(Saved data entries)

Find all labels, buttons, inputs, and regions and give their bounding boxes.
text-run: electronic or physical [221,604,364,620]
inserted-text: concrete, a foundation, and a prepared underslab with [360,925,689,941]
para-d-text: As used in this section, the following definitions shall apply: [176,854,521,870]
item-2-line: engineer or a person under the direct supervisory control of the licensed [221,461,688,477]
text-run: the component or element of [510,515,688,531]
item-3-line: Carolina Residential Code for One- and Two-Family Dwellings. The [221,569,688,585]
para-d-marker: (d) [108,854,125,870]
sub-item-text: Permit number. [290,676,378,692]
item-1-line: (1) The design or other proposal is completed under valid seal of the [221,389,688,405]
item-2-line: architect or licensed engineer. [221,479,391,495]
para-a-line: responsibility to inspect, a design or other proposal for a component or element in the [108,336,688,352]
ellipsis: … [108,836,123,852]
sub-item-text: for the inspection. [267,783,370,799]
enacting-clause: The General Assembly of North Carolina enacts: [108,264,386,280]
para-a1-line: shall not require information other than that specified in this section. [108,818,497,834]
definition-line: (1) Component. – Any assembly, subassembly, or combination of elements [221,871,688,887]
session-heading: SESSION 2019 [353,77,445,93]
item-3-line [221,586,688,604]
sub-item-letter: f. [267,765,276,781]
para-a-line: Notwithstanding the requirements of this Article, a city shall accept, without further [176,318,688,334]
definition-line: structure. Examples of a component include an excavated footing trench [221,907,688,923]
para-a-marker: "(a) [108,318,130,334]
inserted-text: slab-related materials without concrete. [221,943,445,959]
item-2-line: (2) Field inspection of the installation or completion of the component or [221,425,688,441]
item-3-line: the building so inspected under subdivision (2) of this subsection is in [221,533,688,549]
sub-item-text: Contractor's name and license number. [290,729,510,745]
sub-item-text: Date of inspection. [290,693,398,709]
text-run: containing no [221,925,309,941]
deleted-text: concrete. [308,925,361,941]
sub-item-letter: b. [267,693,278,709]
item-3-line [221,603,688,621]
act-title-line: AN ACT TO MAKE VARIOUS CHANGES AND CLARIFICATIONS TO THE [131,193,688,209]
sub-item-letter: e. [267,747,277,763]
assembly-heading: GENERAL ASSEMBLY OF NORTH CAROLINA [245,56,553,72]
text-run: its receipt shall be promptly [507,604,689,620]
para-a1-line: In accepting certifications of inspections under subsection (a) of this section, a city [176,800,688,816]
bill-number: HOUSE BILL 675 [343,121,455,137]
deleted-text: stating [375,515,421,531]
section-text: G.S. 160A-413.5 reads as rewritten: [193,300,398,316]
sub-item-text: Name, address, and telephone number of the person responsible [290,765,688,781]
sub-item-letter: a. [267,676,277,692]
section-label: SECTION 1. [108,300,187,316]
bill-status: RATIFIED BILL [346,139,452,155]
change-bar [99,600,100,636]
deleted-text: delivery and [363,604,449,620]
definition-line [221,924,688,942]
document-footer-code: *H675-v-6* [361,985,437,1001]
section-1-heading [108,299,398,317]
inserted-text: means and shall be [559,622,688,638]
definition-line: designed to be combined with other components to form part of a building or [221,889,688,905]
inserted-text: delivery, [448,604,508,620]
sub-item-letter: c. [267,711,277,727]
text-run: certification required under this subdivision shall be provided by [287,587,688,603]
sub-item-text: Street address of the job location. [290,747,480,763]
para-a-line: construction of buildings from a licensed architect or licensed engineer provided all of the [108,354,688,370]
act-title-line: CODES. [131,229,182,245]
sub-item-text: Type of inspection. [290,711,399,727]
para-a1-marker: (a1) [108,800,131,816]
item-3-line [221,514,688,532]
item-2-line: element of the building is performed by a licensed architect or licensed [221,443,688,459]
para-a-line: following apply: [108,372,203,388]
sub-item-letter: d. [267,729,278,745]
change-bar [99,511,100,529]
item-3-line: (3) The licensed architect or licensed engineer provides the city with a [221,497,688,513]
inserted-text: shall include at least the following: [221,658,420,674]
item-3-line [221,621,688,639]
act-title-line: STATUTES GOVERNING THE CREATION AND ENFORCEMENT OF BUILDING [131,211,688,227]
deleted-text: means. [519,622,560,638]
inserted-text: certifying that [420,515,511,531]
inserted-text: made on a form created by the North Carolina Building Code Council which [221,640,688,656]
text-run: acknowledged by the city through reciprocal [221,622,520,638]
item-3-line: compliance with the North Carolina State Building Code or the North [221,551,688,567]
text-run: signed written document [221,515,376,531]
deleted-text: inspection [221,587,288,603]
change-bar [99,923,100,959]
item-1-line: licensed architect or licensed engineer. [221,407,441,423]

▶ _WRITTEN INSTRUCTION_:
Copy out word for word everything in the items above from the very first line down through the line containing "inserted-text: concrete, a", with both of those lines included.

▶ _SOLVED EXERCISE_:
Find all labels, buttons, inputs, and regions and give their bounding boxes.
text-run: electronic or physical [221,604,364,620]
inserted-text: concrete, a foundation, and a prepared underslab with [360,925,689,941]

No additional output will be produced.